**What you have to do**
Print the entries verbatim, leaving out the images they contain.

**Records shown**
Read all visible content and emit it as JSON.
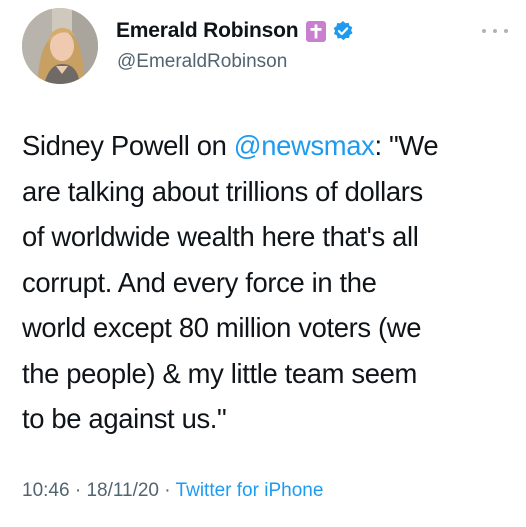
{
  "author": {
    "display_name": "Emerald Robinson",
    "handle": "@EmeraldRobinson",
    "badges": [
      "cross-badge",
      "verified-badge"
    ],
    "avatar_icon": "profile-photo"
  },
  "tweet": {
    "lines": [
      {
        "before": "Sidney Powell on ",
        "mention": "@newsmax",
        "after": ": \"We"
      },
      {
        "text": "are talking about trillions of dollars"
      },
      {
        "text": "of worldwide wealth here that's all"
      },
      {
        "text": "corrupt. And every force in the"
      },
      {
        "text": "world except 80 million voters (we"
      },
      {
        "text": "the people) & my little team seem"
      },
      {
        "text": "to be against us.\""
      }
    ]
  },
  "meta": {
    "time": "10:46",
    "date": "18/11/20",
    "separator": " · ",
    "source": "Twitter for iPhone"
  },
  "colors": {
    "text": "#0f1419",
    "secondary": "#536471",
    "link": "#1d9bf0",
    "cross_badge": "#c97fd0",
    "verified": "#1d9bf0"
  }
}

**Response to the exercise**
Read all visible content and emit it as JSON.
{
  "author": {
    "display_name": "Emerald Robinson",
    "handle": "@EmeraldRobinson",
    "badges": [
      "cross-badge",
      "verified-badge"
    ],
    "avatar_icon": "profile-photo"
  },
  "tweet": {
    "lines": [
      {
        "before": "Sidney Powell on ",
        "mention": "@newsmax",
        "after": ": \"We"
      },
      {
        "text": "are talking about trillions of dollars"
      },
      {
        "text": "of worldwide wealth here that's all"
      },
      {
        "text": "corrupt. And every force in the"
      },
      {
        "text": "world except 80 million voters (we"
      },
      {
        "text": "the people) & my little team seem"
      },
      {
        "text": "to be against us.\""
      }
    ]
  },
  "meta": {
    "time": "10:46",
    "date": "18/11/20",
    "separator": " · ",
    "source": "Twitter for iPhone"
  },
  "colors": {
    "text": "#0f1419",
    "secondary": "#536471",
    "link": "#1d9bf0",
    "cross_badge": "#c97fd0",
    "verified": "#1d9bf0"
  }
}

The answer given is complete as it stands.